Try it
Filter the records below, keeping only lines with the string "Настройки".

Data records for software interfaces
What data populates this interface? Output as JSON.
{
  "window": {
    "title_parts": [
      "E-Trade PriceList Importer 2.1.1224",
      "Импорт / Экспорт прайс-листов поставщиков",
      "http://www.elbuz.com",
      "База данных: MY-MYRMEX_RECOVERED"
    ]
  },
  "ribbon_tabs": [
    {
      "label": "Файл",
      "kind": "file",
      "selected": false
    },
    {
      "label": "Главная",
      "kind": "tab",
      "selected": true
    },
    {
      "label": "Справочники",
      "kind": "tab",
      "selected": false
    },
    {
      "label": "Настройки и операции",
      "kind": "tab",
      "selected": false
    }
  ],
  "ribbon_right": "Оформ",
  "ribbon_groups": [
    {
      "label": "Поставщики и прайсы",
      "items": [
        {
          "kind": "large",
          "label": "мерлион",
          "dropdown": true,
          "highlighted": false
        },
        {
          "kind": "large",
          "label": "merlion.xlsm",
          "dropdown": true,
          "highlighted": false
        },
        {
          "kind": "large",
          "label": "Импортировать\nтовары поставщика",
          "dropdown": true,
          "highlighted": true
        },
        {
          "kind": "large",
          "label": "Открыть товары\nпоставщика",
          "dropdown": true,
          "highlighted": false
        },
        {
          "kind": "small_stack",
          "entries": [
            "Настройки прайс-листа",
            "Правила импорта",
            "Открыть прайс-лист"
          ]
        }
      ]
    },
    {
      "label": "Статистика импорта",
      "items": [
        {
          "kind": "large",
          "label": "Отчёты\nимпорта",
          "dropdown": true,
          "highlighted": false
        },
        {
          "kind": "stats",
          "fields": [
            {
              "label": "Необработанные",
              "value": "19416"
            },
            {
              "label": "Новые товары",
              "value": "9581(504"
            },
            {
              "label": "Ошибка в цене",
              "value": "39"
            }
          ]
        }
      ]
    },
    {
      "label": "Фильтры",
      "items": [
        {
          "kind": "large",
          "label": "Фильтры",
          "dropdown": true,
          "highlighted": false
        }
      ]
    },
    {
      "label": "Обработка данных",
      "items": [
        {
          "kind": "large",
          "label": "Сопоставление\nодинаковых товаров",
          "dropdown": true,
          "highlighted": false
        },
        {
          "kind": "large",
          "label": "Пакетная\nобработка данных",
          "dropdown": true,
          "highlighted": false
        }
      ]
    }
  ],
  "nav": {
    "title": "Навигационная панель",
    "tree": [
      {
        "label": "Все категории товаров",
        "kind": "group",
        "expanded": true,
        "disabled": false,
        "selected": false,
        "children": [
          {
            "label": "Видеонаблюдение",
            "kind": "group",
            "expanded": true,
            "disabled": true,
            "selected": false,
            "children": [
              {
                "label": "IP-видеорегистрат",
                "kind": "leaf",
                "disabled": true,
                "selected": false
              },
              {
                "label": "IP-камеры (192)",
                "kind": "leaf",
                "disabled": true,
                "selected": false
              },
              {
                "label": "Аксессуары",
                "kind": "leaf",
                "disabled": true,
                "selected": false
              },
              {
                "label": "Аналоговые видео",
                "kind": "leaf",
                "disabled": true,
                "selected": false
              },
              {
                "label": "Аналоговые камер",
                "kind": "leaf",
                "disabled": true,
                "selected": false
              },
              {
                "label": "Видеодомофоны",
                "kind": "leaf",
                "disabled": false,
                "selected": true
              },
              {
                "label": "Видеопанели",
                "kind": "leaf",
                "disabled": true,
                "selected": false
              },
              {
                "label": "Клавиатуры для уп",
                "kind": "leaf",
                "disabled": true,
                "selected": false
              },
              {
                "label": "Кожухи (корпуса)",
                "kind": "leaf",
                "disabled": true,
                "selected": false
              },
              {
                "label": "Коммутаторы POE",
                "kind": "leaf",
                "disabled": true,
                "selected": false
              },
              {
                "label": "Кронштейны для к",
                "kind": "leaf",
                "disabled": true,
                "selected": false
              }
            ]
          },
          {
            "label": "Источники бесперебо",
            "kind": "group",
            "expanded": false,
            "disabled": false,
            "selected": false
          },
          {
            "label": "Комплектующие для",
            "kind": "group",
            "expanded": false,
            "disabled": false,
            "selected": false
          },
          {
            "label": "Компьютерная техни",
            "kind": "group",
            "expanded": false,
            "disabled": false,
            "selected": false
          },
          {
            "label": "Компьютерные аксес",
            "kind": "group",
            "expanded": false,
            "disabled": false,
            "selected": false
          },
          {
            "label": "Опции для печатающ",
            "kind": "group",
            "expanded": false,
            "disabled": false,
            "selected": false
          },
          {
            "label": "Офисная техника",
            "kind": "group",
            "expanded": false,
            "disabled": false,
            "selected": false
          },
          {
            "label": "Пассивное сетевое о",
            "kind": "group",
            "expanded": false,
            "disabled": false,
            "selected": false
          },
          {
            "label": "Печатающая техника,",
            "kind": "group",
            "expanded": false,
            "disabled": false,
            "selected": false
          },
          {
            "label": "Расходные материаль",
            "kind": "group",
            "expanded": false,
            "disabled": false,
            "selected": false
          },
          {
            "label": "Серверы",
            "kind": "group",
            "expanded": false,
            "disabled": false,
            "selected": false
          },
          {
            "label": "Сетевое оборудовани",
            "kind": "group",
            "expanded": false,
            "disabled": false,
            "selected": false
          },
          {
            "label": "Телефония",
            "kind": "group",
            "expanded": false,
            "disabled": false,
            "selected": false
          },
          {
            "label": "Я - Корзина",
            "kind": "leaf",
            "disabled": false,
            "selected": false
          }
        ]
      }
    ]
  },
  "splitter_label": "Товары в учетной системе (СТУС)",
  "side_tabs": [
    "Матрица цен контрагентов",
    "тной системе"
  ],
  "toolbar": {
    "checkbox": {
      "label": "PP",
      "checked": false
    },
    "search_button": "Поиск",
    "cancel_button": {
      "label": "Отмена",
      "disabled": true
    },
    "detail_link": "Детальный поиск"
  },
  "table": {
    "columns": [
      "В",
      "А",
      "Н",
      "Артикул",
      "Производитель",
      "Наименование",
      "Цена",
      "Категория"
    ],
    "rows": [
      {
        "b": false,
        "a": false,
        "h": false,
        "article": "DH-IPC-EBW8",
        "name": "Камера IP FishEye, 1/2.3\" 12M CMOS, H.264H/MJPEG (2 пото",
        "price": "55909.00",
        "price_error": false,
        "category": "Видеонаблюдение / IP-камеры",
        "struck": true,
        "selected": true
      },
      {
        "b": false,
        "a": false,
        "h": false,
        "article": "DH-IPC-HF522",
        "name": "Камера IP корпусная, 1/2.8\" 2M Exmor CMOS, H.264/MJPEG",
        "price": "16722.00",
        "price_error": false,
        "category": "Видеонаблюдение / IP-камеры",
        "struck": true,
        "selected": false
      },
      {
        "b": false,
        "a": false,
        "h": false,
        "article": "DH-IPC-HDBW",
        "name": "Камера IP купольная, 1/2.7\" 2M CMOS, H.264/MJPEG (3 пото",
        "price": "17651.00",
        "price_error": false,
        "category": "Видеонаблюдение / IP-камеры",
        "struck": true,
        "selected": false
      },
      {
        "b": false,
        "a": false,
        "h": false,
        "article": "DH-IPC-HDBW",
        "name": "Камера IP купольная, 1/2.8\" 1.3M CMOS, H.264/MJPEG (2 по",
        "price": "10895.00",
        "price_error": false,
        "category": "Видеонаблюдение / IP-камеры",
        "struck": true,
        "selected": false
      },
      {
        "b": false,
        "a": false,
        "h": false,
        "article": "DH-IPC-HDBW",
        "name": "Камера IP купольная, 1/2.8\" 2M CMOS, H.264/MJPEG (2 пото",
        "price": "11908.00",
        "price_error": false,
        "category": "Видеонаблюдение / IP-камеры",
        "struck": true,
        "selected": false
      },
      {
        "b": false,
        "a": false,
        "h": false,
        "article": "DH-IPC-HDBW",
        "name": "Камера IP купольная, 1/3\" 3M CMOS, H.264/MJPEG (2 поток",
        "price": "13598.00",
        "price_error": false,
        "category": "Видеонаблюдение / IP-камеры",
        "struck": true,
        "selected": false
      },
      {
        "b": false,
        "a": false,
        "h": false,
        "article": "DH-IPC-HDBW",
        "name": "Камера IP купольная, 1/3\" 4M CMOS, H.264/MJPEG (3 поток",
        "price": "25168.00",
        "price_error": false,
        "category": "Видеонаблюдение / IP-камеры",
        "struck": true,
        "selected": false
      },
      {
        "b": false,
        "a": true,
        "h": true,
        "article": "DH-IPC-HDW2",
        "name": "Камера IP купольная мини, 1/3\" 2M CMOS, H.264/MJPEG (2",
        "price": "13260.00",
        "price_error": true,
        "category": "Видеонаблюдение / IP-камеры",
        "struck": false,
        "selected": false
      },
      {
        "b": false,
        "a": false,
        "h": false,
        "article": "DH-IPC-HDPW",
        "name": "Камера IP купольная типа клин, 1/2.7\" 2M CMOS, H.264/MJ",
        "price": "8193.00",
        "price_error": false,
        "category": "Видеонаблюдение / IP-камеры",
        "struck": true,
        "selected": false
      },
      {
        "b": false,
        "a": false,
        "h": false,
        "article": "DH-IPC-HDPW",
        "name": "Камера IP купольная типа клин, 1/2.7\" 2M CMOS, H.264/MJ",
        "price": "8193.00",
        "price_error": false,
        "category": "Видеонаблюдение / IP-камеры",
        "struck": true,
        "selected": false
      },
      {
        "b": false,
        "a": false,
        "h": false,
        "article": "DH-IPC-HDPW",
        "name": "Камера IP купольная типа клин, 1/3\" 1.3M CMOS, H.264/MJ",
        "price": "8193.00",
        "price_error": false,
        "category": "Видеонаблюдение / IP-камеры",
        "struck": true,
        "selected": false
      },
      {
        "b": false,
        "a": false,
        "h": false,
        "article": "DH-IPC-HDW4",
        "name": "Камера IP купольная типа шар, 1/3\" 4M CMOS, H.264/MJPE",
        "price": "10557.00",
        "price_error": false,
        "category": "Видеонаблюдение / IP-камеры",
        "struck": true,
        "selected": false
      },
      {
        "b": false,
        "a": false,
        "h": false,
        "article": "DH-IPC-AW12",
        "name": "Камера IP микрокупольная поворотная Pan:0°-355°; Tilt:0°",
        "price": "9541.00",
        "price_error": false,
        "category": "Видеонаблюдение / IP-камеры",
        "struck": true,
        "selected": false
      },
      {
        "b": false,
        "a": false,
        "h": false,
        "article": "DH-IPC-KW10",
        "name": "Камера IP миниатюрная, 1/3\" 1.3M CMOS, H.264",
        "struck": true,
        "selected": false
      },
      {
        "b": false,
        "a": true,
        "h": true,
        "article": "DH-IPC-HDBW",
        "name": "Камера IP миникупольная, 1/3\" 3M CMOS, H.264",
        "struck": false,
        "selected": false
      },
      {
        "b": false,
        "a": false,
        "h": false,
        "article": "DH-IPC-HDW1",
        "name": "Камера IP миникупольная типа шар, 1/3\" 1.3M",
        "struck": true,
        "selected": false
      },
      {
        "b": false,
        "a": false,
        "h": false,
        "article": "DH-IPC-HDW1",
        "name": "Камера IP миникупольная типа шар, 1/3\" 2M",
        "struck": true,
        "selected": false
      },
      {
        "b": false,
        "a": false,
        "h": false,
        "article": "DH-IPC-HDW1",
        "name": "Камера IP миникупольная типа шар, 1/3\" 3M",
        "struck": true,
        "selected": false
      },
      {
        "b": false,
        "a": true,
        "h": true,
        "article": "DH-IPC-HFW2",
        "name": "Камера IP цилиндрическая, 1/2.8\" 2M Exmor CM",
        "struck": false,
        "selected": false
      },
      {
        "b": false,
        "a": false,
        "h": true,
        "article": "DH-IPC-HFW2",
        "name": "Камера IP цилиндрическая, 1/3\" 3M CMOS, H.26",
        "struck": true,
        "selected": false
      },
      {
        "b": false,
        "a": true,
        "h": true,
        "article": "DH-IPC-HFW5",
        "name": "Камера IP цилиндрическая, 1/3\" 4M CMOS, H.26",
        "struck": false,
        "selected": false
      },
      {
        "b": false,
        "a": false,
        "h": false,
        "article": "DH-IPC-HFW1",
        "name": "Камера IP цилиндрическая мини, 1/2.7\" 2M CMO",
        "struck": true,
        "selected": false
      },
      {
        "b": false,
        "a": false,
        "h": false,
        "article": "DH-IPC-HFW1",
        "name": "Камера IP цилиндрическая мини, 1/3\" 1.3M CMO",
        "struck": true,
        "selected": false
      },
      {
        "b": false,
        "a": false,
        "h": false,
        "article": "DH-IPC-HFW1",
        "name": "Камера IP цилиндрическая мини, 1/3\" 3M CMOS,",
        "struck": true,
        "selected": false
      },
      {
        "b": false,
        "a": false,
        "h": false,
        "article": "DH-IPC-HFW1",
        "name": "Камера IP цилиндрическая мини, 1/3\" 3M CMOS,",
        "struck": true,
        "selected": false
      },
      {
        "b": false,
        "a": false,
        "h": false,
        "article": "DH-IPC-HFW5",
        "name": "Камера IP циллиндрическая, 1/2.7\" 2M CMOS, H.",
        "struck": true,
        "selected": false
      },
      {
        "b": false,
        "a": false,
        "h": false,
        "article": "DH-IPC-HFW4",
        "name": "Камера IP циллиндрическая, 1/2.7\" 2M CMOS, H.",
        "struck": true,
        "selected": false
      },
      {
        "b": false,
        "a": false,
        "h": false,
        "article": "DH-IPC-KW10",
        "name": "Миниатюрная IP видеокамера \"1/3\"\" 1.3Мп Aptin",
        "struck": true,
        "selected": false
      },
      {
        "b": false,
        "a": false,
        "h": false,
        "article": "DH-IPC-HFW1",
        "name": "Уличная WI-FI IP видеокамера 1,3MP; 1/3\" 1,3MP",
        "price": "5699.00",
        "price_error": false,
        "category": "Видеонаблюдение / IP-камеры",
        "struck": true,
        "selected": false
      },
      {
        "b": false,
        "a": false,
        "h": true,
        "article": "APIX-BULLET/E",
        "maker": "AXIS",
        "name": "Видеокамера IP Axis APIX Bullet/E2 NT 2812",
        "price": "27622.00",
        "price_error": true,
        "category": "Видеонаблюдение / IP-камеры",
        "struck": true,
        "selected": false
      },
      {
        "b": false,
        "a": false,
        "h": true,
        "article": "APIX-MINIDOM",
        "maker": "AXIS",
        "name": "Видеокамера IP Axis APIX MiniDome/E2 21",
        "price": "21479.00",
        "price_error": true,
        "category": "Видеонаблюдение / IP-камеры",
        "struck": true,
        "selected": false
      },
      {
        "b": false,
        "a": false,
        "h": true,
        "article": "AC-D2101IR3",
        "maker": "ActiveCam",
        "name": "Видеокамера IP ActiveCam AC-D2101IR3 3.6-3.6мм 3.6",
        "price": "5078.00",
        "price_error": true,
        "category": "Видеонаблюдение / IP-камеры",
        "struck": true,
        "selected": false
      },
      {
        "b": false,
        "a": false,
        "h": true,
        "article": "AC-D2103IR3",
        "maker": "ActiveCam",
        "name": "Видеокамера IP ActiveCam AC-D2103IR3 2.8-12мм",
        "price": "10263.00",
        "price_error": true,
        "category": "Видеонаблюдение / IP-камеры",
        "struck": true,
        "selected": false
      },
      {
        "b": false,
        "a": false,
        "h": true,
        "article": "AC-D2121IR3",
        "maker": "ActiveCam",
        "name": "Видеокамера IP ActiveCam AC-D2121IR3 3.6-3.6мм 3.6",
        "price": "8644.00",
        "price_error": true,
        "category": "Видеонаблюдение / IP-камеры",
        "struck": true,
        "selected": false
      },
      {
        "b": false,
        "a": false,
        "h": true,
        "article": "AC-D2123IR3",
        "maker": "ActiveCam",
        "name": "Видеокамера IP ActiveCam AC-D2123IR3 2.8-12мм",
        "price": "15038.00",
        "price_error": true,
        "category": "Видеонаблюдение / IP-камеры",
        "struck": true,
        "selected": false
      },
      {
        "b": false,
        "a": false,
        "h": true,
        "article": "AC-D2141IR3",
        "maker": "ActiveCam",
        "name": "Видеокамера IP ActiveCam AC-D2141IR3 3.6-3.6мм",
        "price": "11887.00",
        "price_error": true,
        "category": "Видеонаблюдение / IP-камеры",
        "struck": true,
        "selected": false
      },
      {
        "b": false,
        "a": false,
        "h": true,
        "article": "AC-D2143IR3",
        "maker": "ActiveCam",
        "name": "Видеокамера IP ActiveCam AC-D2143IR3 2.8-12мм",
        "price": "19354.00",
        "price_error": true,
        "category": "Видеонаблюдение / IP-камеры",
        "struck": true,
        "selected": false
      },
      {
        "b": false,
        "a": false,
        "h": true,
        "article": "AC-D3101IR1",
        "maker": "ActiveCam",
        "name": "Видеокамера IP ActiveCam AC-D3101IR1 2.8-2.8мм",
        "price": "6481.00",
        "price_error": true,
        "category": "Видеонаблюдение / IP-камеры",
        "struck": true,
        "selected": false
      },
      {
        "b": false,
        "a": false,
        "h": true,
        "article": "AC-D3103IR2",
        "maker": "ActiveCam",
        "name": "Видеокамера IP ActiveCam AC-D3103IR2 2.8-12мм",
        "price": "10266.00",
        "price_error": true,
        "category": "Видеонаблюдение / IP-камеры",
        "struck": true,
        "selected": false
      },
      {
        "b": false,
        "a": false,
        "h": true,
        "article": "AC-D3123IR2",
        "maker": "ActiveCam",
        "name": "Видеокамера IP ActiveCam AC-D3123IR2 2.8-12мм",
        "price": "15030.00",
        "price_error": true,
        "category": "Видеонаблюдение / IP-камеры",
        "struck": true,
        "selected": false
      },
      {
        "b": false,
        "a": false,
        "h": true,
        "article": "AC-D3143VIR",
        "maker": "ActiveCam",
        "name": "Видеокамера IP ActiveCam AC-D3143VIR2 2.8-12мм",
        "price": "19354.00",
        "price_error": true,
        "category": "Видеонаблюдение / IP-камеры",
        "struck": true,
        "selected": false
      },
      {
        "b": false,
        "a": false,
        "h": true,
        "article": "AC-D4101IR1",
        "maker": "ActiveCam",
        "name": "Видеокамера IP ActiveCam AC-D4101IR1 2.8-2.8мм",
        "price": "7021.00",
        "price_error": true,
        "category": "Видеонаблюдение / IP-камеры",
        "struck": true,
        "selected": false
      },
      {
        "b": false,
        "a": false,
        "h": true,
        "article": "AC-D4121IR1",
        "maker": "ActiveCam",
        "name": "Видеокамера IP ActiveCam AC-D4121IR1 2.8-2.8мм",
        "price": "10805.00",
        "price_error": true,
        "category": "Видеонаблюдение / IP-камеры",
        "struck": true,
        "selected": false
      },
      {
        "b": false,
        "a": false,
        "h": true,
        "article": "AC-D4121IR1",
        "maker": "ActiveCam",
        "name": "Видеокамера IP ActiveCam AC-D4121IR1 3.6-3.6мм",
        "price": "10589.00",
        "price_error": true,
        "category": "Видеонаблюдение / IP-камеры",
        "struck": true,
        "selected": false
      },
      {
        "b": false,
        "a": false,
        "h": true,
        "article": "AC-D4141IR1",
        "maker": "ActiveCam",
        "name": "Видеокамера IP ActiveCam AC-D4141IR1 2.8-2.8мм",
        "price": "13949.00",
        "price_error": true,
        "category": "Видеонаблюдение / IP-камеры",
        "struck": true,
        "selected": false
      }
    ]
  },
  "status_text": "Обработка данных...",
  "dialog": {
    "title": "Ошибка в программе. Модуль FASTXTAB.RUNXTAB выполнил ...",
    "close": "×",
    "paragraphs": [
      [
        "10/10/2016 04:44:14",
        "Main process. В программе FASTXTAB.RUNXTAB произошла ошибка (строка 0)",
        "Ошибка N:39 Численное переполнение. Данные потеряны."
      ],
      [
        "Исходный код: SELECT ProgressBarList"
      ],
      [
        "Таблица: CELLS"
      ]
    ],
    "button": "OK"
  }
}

Answer for the task
      "label": "Настройки и операции",
            "Настройки прайс-листа",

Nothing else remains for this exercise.